Stored entries »
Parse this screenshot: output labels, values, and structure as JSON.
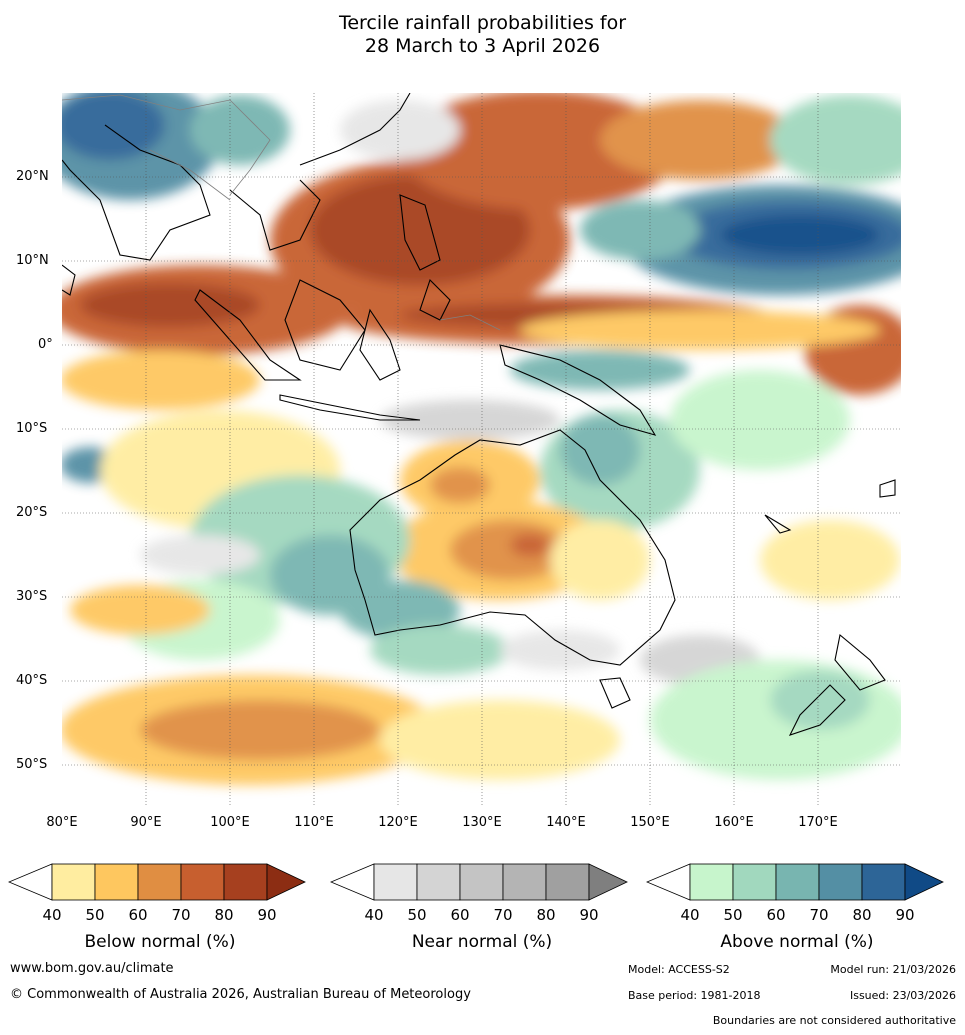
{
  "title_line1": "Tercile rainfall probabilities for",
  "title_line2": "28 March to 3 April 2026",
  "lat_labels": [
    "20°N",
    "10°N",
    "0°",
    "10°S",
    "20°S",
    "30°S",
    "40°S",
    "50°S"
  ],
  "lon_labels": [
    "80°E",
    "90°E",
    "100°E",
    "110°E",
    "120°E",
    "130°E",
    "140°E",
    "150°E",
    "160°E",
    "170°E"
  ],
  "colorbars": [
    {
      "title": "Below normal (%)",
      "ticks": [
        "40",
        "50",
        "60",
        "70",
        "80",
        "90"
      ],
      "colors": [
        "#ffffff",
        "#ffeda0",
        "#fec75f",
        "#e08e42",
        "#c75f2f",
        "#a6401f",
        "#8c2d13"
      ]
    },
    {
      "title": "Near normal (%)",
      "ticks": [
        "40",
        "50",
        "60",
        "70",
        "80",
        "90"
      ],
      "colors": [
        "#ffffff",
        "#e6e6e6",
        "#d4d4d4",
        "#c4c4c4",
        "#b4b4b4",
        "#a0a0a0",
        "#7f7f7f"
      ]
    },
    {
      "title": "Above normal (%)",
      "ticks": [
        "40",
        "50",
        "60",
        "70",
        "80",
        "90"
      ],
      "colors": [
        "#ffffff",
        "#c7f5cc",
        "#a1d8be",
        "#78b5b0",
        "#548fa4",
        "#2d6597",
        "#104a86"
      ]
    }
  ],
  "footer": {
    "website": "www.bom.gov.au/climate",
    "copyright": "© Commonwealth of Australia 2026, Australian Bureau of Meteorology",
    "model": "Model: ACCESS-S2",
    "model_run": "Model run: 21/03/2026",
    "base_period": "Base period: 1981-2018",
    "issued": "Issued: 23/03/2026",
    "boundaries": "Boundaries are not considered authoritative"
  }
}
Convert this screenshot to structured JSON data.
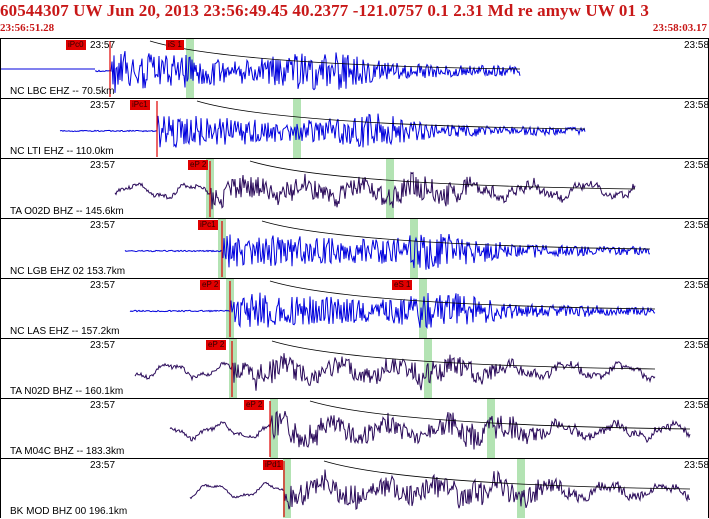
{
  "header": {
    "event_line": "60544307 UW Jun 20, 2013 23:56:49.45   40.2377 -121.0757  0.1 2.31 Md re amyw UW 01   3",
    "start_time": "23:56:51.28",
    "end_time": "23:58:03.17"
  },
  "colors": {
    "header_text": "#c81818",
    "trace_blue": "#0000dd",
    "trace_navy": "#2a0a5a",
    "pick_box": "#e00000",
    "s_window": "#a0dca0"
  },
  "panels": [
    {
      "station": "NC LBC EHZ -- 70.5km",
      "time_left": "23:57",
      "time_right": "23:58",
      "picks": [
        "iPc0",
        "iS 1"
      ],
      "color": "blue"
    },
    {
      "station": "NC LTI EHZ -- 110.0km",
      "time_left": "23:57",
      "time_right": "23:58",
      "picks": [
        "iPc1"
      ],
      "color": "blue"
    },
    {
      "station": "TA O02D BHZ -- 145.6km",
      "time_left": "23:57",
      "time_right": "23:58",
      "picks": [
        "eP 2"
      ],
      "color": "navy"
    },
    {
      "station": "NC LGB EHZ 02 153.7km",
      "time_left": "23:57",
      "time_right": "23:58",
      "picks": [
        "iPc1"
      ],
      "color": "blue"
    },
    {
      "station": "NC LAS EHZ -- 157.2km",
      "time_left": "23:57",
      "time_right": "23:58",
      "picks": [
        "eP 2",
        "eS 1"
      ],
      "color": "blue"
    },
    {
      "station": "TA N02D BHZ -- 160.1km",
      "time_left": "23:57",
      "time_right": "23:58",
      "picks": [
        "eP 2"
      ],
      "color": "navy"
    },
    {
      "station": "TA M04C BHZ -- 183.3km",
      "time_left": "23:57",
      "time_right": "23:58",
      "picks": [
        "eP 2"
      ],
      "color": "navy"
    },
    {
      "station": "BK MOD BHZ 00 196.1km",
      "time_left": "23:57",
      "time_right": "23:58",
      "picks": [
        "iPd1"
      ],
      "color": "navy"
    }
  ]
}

AIM » Transcribe every record above exactly as written, leaving out any pictures.

THE OUTPUT »
Parse this screenshot: output labels, values, and structure as JSON.
{
  "title_line1": "Tercile rainfall probabilities for",
  "title_line2": "28 March to 3 April 2026",
  "lat_labels": [
    "20°N",
    "10°N",
    "0°",
    "10°S",
    "20°S",
    "30°S",
    "40°S",
    "50°S"
  ],
  "lon_labels": [
    "80°E",
    "90°E",
    "100°E",
    "110°E",
    "120°E",
    "130°E",
    "140°E",
    "150°E",
    "160°E",
    "170°E"
  ],
  "colorbars": [
    {
      "title": "Below normal (%)",
      "ticks": [
        "40",
        "50",
        "60",
        "70",
        "80",
        "90"
      ],
      "colors": [
        "#ffffff",
        "#ffeda0",
        "#fec75f",
        "#e08e42",
        "#c75f2f",
        "#a6401f",
        "#8c2d13"
      ]
    },
    {
      "title": "Near normal (%)",
      "ticks": [
        "40",
        "50",
        "60",
        "70",
        "80",
        "90"
      ],
      "colors": [
        "#ffffff",
        "#e6e6e6",
        "#d4d4d4",
        "#c4c4c4",
        "#b4b4b4",
        "#a0a0a0",
        "#7f7f7f"
      ]
    },
    {
      "title": "Above normal (%)",
      "ticks": [
        "40",
        "50",
        "60",
        "70",
        "80",
        "90"
      ],
      "colors": [
        "#ffffff",
        "#c7f5cc",
        "#a1d8be",
        "#78b5b0",
        "#548fa4",
        "#2d6597",
        "#104a86"
      ]
    }
  ],
  "footer": {
    "website": "www.bom.gov.au/climate",
    "copyright": "© Commonwealth of Australia 2026, Australian Bureau of Meteorology",
    "model": "Model: ACCESS-S2",
    "model_run": "Model run: 21/03/2026",
    "base_period": "Base period: 1981-2018",
    "issued": "Issued: 23/03/2026",
    "boundaries": "Boundaries are not considered authoritative"
  }
}
Convert this screenshot to structured JSON data.
{
  "header": {
    "event_line": "60544307 UW Jun 20, 2013 23:56:49.45   40.2377 -121.0757  0.1 2.31 Md re amyw UW 01   3",
    "start_time": "23:56:51.28",
    "end_time": "23:58:03.17"
  },
  "colors": {
    "header_text": "#c81818",
    "trace_blue": "#0000dd",
    "trace_navy": "#2a0a5a",
    "pick_box": "#e00000",
    "s_window": "#a0dca0"
  },
  "panels": [
    {
      "station": "NC LBC EHZ -- 70.5km",
      "time_left": "23:57",
      "time_right": "23:58",
      "picks": [
        "iPc0",
        "iS 1"
      ],
      "color": "blue"
    },
    {
      "station": "NC LTI EHZ -- 110.0km",
      "time_left": "23:57",
      "time_right": "23:58",
      "picks": [
        "iPc1"
      ],
      "color": "blue"
    },
    {
      "station": "TA O02D BHZ -- 145.6km",
      "time_left": "23:57",
      "time_right": "23:58",
      "picks": [
        "eP 2"
      ],
      "color": "navy"
    },
    {
      "station": "NC LGB EHZ 02 153.7km",
      "time_left": "23:57",
      "time_right": "23:58",
      "picks": [
        "iPc1"
      ],
      "color": "blue"
    },
    {
      "station": "NC LAS EHZ -- 157.2km",
      "time_left": "23:57",
      "time_right": "23:58",
      "picks": [
        "eP 2",
        "eS 1"
      ],
      "color": "blue"
    },
    {
      "station": "TA N02D BHZ -- 160.1km",
      "time_left": "23:57",
      "time_right": "23:58",
      "picks": [
        "eP 2"
      ],
      "color": "navy"
    },
    {
      "station": "TA M04C BHZ -- 183.3km",
      "time_left": "23:57",
      "time_right": "23:58",
      "picks": [
        "eP 2"
      ],
      "color": "navy"
    },
    {
      "station": "BK MOD BHZ 00 196.1km",
      "time_left": "23:57",
      "time_right": "23:58",
      "picks": [
        "iPd1"
      ],
      "color": "navy"
    }
  ]
}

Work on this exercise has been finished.